• [YOUR OBJECTIVE]: Reproduce all the lines exactly as they stand, apart from the pictures.

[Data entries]

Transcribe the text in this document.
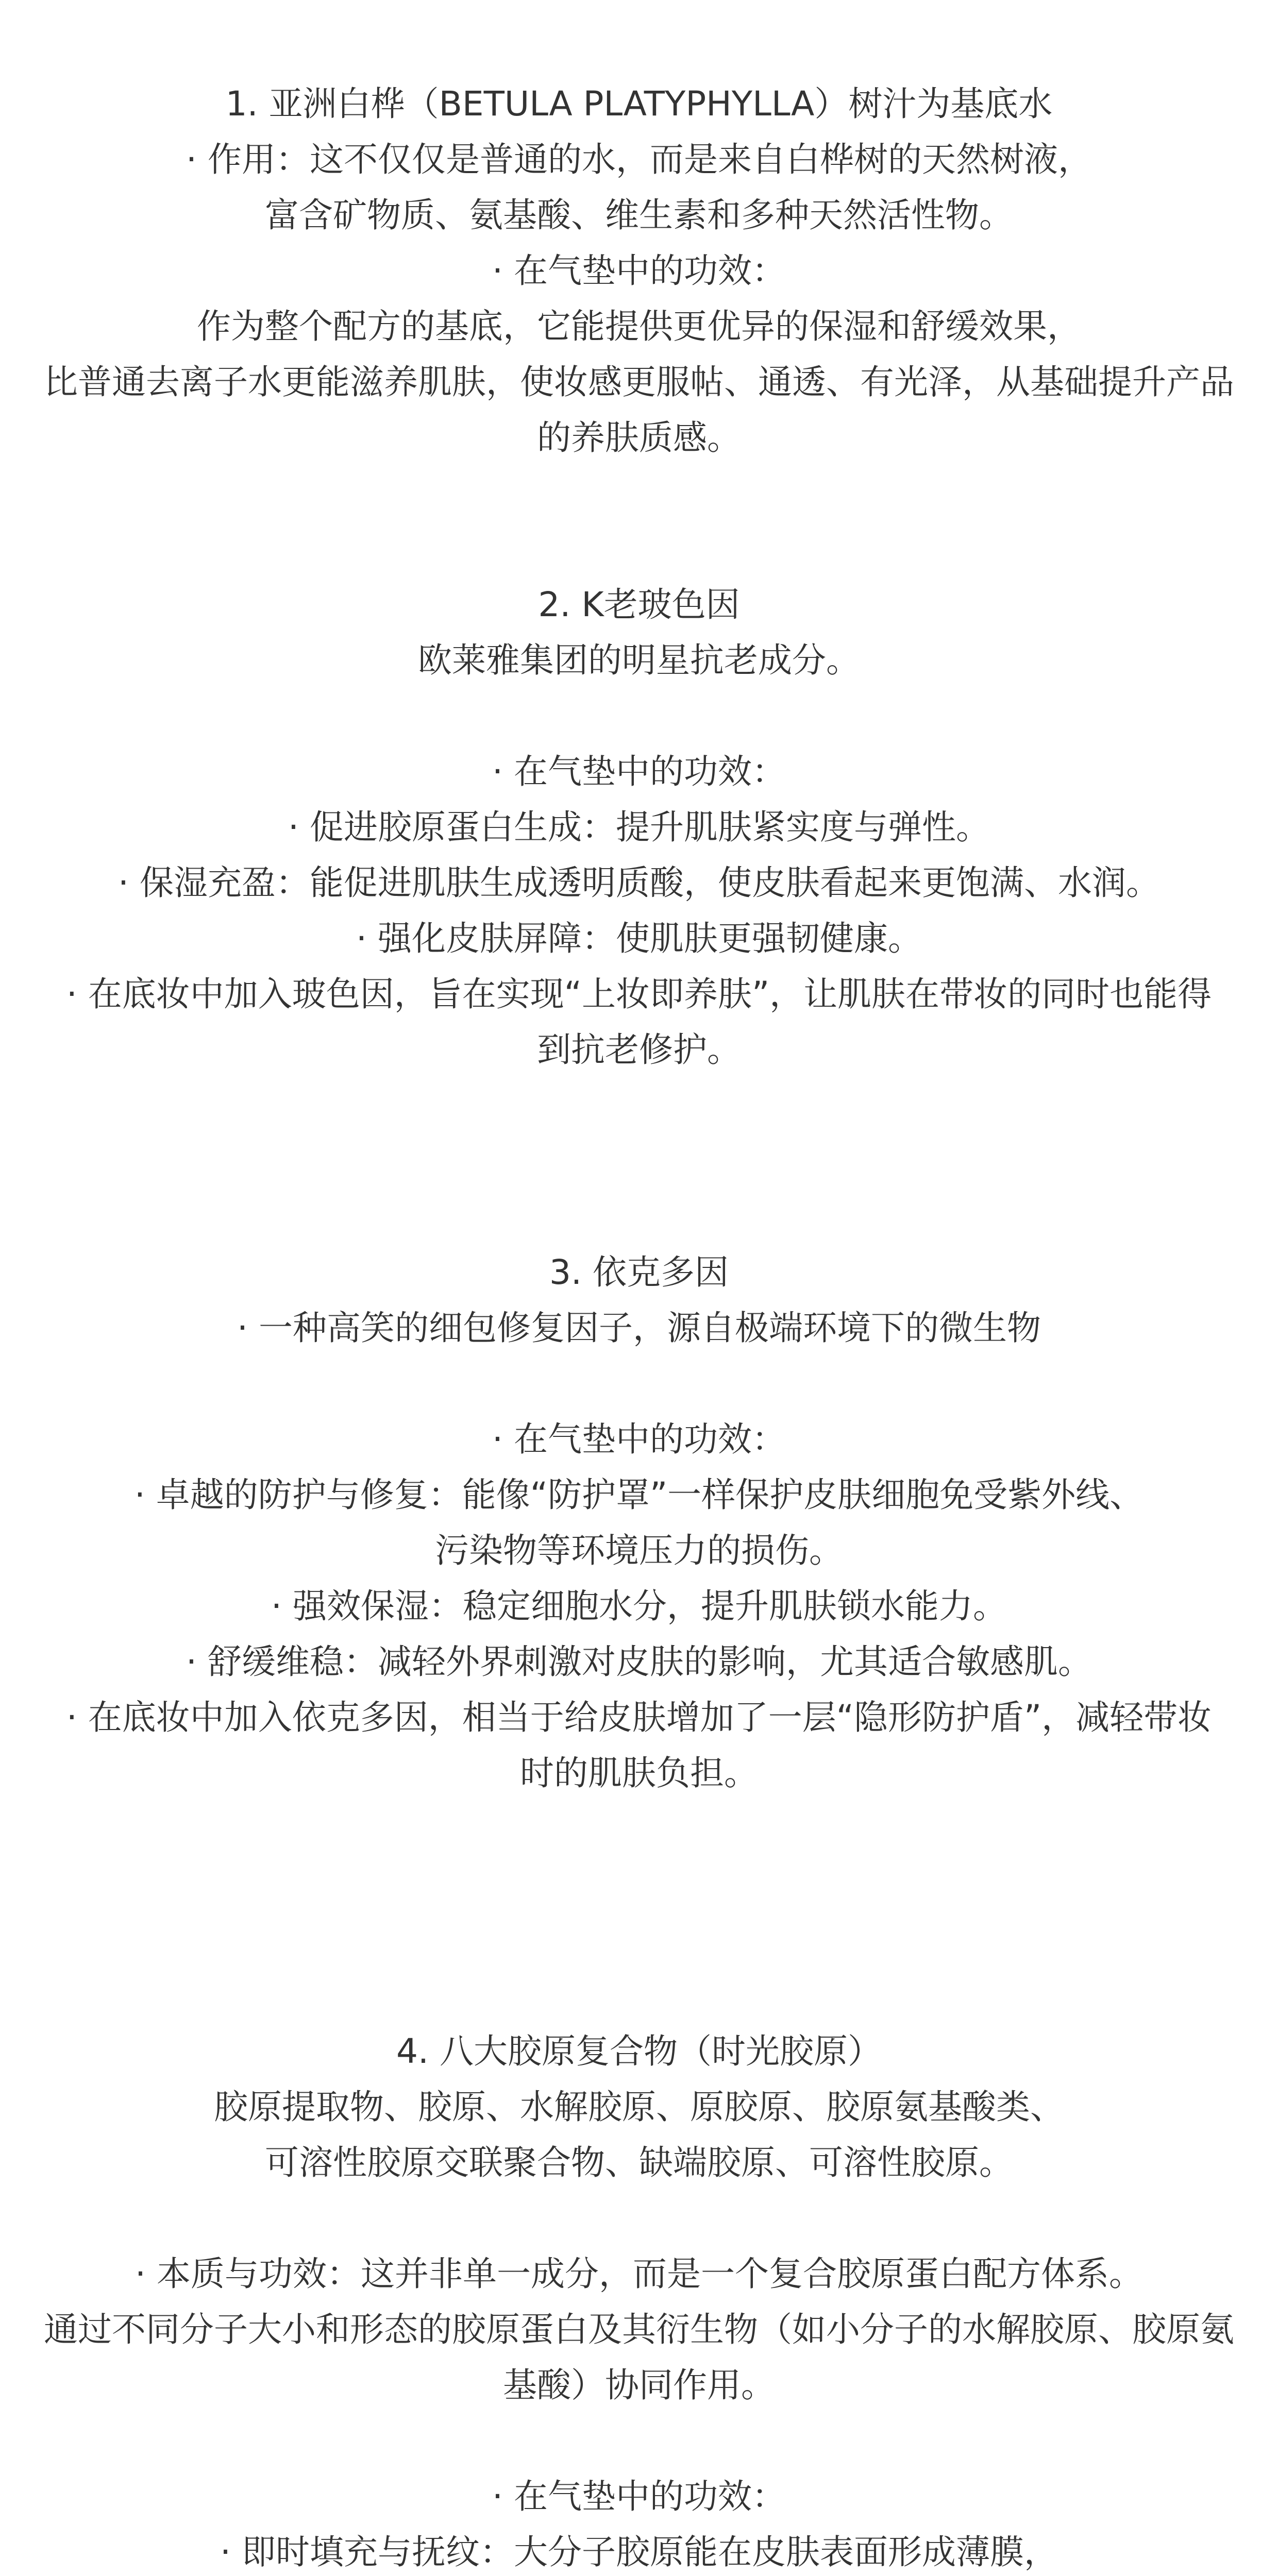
1. 亚洲白桦（BETULA PLATYPHYLLA）树汁为基底水
· 作用：这不仅仅是普通的水，而是来自白桦树的天然树液，
富含矿物质、氨基酸、维生素和多种天然活性物。
· 在气垫中的功效：
作为整个配方的基底，它能提供更优异的保湿和舒缓效果，
比普通去离子水更能滋养肌肤，使妆感更服帖、通透、有光泽，从基础提升产品
的养肤质感。
2. K老玻色因
欧莱雅集团的明星抗老成分。
· 在气垫中的功效：
· 促进胶原蛋白生成：提升肌肤紧实度与弹性。
· 保湿充盈：能促进肌肤生成透明质酸，使皮肤看起来更饱满、水润。
· 强化皮肤屏障：使肌肤更强韧健康。
· 在底妆中加入玻色因，旨在实现“上妆即养肤”，让肌肤在带妆的同时也能得
到抗老修护。
3. 依克多因
· 一种高笑的细包修复因子，源自极端环境下的微生物
· 在气垫中的功效：
· 卓越的防护与修复：能像“防护罩”一样保护皮肤细胞免受紫外线、
污染物等环境压力的损伤。
· 强效保湿：稳定细胞水分，提升肌肤锁水能力。
· 舒缓维稳：减轻外界刺激对皮肤的影响，尤其适合敏感肌。
· 在底妆中加入依克多因，相当于给皮肤增加了一层“隐形防护盾”，减轻带妆
时的肌肤负担。
4. 八大胶原复合物（时光胶原）
胶原提取物、胶原、水解胶原、原胶原、胶原氨基酸类、
可溶性胶原交联聚合物、缺端胶原、可溶性胶原。
· 本质与功效：这并非单一成分，而是一个复合胶原蛋白配方体系。
通过不同分子大小和形态的胶原蛋白及其衍生物（如小分子的水解胶原、胶原氨
基酸）协同作用。
· 在气垫中的功效：
· 即时填充与抚纹：大分子胶原能在皮肤表面形成薄膜，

• [EXPECTED ANSWER]:
Transcribe the text in this document.
1. 亚洲白桦（BETULA PLATYPHYLLA）树汁为基底水
· 作用：这不仅仅是普通的水，而是来自白桦树的天然树液，
富含矿物质、氨基酸、维生素和多种天然活性物。
· 在气垫中的功效：
作为整个配方的基底，它能提供更优异的保湿和舒缓效果，
比普通去离子水更能滋养肌肤，使妆感更服帖、通透、有光泽，从基础提升产品
的养肤质感。
2. K老玻色因
欧莱雅集团的明星抗老成分。
· 在气垫中的功效：
· 促进胶原蛋白生成：提升肌肤紧实度与弹性。
· 保湿充盈：能促进肌肤生成透明质酸，使皮肤看起来更饱满、水润。
· 强化皮肤屏障：使肌肤更强韧健康。
· 在底妆中加入玻色因，旨在实现“上妆即养肤”，让肌肤在带妆的同时也能得
到抗老修护。
3. 依克多因
· 一种高笑的细包修复因子，源自极端环境下的微生物
· 在气垫中的功效：
· 卓越的防护与修复：能像“防护罩”一样保护皮肤细胞免受紫外线、
污染物等环境压力的损伤。
· 强效保湿：稳定细胞水分，提升肌肤锁水能力。
· 舒缓维稳：减轻外界刺激对皮肤的影响，尤其适合敏感肌。
· 在底妆中加入依克多因，相当于给皮肤增加了一层“隐形防护盾”，减轻带妆
时的肌肤负担。
4. 八大胶原复合物（时光胶原）
胶原提取物、胶原、水解胶原、原胶原、胶原氨基酸类、
可溶性胶原交联聚合物、缺端胶原、可溶性胶原。
· 本质与功效：这并非单一成分，而是一个复合胶原蛋白配方体系。
通过不同分子大小和形态的胶原蛋白及其衍生物（如小分子的水解胶原、胶原氨
基酸）协同作用。
· 在气垫中的功效：
· 即时填充与抚纹：大分子胶原能在皮肤表面形成薄膜，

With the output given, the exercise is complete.